** START **

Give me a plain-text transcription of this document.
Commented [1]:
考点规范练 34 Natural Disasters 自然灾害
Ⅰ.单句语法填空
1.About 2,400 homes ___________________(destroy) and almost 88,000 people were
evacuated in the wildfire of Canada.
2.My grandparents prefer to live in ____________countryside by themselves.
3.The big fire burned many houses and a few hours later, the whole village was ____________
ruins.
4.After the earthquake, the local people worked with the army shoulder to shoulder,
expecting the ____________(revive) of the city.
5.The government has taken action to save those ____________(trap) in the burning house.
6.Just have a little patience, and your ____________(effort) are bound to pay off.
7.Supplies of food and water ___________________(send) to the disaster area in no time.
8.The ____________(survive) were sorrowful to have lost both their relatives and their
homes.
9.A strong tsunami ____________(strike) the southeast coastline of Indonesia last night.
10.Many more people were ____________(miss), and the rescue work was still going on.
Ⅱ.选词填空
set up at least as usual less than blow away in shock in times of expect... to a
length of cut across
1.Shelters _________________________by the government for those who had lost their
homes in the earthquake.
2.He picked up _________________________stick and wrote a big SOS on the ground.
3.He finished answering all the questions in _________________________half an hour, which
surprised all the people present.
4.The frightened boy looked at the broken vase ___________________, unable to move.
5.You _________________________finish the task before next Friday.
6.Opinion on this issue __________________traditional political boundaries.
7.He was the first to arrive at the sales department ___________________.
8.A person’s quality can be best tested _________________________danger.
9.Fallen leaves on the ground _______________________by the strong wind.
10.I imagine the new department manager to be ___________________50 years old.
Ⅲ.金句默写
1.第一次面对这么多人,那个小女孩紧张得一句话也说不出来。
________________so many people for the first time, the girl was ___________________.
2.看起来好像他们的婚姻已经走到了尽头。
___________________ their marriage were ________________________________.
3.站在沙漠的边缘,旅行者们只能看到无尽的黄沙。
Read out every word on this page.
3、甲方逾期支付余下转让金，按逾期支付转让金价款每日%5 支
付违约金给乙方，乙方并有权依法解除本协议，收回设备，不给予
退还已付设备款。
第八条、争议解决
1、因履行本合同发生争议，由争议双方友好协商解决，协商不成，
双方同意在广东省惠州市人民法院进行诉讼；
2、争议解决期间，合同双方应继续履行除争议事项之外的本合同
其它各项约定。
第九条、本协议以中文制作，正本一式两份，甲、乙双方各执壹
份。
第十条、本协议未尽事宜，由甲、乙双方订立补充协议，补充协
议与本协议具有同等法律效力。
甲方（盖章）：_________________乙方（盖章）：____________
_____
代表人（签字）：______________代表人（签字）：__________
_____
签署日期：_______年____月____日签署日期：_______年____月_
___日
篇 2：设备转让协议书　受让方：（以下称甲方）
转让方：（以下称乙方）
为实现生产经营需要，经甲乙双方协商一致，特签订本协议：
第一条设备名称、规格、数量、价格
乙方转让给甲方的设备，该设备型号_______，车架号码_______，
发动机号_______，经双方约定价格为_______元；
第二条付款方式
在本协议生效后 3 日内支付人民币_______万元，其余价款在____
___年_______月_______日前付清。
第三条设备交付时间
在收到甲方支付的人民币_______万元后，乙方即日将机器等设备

** END **
** START **

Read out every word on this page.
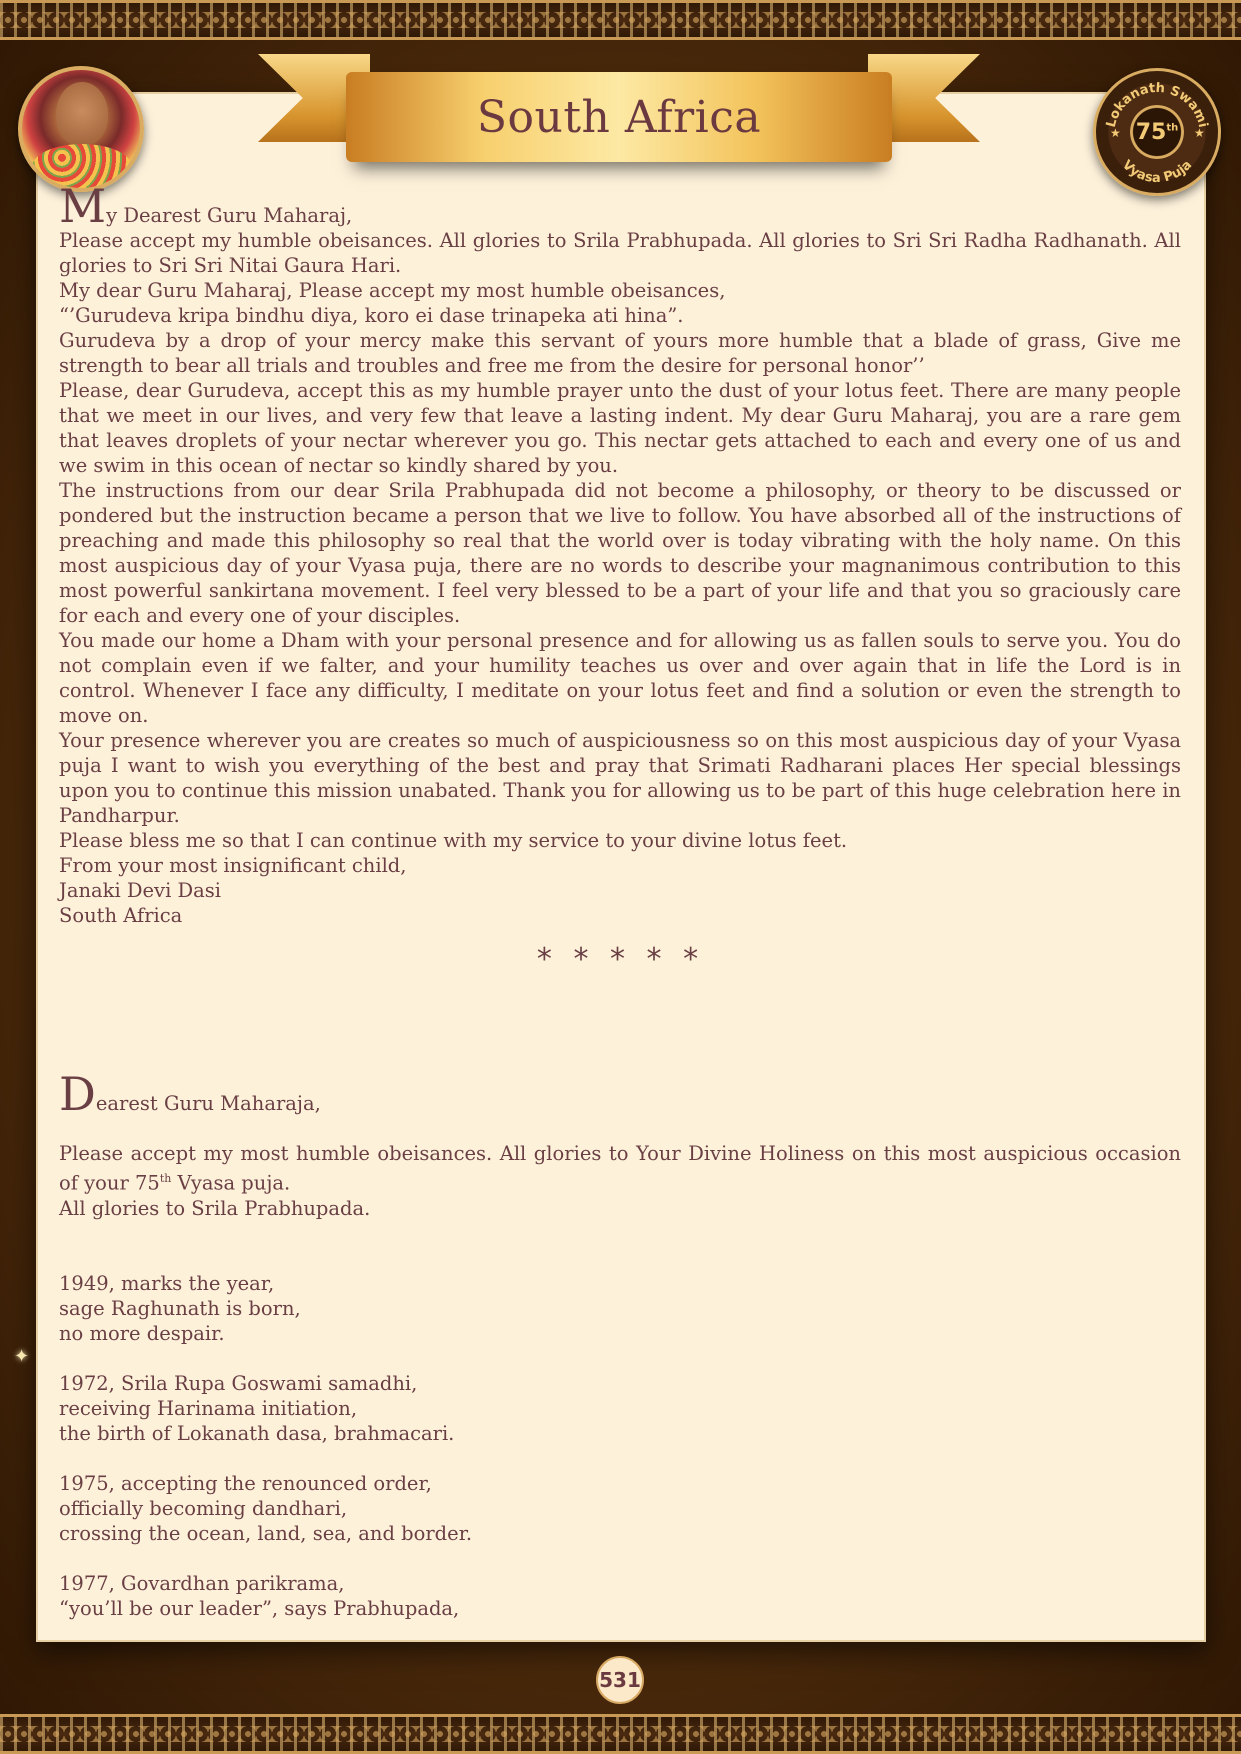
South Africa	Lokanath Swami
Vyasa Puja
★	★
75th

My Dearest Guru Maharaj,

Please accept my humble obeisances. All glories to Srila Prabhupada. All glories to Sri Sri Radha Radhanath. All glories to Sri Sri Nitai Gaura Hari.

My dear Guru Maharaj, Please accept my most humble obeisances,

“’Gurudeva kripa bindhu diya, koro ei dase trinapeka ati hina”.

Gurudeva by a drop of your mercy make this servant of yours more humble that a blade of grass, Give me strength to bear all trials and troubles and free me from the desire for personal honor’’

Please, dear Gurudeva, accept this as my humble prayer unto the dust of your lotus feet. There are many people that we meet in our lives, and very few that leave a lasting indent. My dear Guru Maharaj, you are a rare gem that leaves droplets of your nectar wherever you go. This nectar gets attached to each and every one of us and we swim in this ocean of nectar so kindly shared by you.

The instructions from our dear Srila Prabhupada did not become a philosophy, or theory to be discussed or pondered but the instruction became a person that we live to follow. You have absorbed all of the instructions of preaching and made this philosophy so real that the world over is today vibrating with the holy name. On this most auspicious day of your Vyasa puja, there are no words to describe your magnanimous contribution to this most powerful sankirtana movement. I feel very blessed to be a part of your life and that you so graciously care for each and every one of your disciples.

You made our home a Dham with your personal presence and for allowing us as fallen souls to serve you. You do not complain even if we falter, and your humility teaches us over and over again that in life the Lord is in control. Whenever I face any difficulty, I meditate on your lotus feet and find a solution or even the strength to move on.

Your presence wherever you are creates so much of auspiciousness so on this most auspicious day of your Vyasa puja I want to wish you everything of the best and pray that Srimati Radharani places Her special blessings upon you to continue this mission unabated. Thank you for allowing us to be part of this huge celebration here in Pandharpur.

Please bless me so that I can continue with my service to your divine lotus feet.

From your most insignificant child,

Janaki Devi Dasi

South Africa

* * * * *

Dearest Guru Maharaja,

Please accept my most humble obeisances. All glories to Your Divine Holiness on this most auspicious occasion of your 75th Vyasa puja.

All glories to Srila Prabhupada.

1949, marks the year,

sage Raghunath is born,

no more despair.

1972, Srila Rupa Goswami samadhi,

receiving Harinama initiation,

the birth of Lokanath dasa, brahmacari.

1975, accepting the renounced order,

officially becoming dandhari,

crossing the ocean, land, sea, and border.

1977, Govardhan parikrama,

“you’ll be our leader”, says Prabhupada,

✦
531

** END **

Above are the records. Identify each line that contains the word "more".

10.Many more people were ____________(miss), and the rescue work was still going on.
Gurudeva by a drop of your mercy make this servant of yours more humble that a blade of grass, Give me strength to bear all trials and troubles and free me from the desire for personal honor’’
no more despair.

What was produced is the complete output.